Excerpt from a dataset
= = = = = = =
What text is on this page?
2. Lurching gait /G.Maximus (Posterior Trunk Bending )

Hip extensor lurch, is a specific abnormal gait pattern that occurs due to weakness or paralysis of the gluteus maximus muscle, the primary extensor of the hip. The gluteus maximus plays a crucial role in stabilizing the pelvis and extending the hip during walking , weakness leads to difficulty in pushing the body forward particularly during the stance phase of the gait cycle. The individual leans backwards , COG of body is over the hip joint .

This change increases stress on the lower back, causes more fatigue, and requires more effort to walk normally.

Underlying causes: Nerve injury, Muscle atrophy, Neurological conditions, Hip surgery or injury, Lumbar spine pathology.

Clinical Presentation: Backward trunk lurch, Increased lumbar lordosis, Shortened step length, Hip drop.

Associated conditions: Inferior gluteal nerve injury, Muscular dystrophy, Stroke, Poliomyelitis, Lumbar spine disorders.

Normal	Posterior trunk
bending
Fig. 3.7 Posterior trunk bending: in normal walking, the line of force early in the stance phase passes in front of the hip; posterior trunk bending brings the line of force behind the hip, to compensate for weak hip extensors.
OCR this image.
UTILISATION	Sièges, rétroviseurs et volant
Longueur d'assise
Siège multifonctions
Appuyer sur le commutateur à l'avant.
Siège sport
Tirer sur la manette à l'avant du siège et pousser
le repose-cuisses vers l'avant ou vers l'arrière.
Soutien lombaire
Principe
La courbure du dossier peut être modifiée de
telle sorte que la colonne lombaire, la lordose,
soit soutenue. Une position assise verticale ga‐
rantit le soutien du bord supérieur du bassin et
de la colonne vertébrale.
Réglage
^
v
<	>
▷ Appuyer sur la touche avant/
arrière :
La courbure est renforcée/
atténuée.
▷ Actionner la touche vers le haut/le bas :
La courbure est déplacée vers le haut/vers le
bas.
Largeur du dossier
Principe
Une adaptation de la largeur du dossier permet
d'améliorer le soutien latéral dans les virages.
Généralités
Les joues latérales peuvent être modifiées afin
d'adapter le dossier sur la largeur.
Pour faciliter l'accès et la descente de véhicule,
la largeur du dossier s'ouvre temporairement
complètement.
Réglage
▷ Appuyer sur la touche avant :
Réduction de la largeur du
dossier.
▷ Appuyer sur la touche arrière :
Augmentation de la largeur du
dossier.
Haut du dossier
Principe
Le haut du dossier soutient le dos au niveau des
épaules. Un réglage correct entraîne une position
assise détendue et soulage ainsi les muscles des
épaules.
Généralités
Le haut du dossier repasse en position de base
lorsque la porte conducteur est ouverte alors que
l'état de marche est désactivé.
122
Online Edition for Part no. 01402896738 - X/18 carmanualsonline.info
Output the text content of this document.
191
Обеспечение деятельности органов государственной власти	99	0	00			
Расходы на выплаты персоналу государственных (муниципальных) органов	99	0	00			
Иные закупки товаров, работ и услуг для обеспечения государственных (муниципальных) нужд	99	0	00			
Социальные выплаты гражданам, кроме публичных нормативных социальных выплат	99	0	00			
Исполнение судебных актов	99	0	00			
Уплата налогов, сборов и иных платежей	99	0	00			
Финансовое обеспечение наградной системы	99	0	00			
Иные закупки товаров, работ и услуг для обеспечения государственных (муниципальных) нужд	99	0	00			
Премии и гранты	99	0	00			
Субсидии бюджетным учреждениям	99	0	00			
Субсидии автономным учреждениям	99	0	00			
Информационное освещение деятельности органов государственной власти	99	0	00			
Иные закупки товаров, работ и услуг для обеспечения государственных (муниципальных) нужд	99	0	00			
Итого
= = = = = = =
- WORK TO DO:
The data above must be returned in full, exactly as written.

- WRITTEN SOLUTION:
What text is on this page?
2. Lurching gait /G.Maximus (Posterior Trunk Bending )

Hip extensor lurch, is a specific abnormal gait pattern that occurs due to weakness or paralysis of the gluteus maximus muscle, the primary extensor of the hip. The gluteus maximus plays a crucial role in stabilizing the pelvis and extending the hip during walking , weakness leads to difficulty in pushing the body forward particularly during the stance phase of the gait cycle. The individual leans backwards , COG of body is over the hip joint .

This change increases stress on the lower back, causes more fatigue, and requires more effort to walk normally.

Underlying causes: Nerve injury, Muscle atrophy, Neurological conditions, Hip surgery or injury, Lumbar spine pathology.

Clinical Presentation: Backward trunk lurch, Increased lumbar lordosis, Shortened step length, Hip drop.

Associated conditions: Inferior gluteal nerve injury, Muscular dystrophy, Stroke, Poliomyelitis, Lumbar spine disorders.

Normal	Posterior trunk
bending
Fig. 3.7 Posterior trunk bending: in normal walking, the line of force early in the stance phase passes in front of the hip; posterior trunk bending brings the line of force behind the hip, to compensate for weak hip extensors.
OCR this image.
UTILISATION	Sièges, rétroviseurs et volant
Longueur d'assise
Siège multifonctions
Appuyer sur le commutateur à l'avant.
Siège sport
Tirer sur la manette à l'avant du siège et pousser
le repose-cuisses vers l'avant ou vers l'arrière.
Soutien lombaire
Principe
La courbure du dossier peut être modifiée de
telle sorte que la colonne lombaire, la lordose,
soit soutenue. Une position assise verticale ga‐
rantit le soutien du bord supérieur du bassin et
de la colonne vertébrale.
Réglage
^
v
<	>
▷ Appuyer sur la touche avant/
arrière :
La courbure est renforcée/
atténuée.
▷ Actionner la touche vers le haut/le bas :
La courbure est déplacée vers le haut/vers le
bas.
Largeur du dossier
Principe
Une adaptation de la largeur du dossier permet
d'améliorer le soutien latéral dans les virages.
Généralités
Les joues latérales peuvent être modifiées afin
d'adapter le dossier sur la largeur.
Pour faciliter l'accès et la descente de véhicule,
la largeur du dossier s'ouvre temporairement
complètement.
Réglage
▷ Appuyer sur la touche avant :
Réduction de la largeur du
dossier.
▷ Appuyer sur la touche arrière :
Augmentation de la largeur du
dossier.
Haut du dossier
Principe
Le haut du dossier soutient le dos au niveau des
épaules. Un réglage correct entraîne une position
assise détendue et soulage ainsi les muscles des
épaules.
Généralités
Le haut du dossier repasse en position de base
lorsque la porte conducteur est ouverte alors que
l'état de marche est désactivé.
122
Online Edition for Part no. 01402896738 - X/18 carmanualsonline.info
Output the text content of this document.
191
Обеспечение деятельности органов государственной власти	99	0	00			
Расходы на выплаты персоналу государственных (муниципальных) органов	99	0	00			
Иные закупки товаров, работ и услуг для обеспечения государственных (муниципальных) нужд	99	0	00			
Социальные выплаты гражданам, кроме публичных нормативных социальных выплат	99	0	00			
Исполнение судебных актов	99	0	00			
Уплата налогов, сборов и иных платежей	99	0	00			
Финансовое обеспечение наградной системы	99	0	00			
Иные закупки товаров, работ и услуг для обеспечения государственных (муниципальных) нужд	99	0	00			
Премии и гранты	99	0	00			
Субсидии бюджетным учреждениям	99	0	00			
Субсидии автономным учреждениям	99	0	00			
Информационное освещение деятельности органов государственной власти	99	0	00			
Иные закупки товаров, работ и услуг для обеспечения государственных (муниципальных) нужд	99	0	00			
Итого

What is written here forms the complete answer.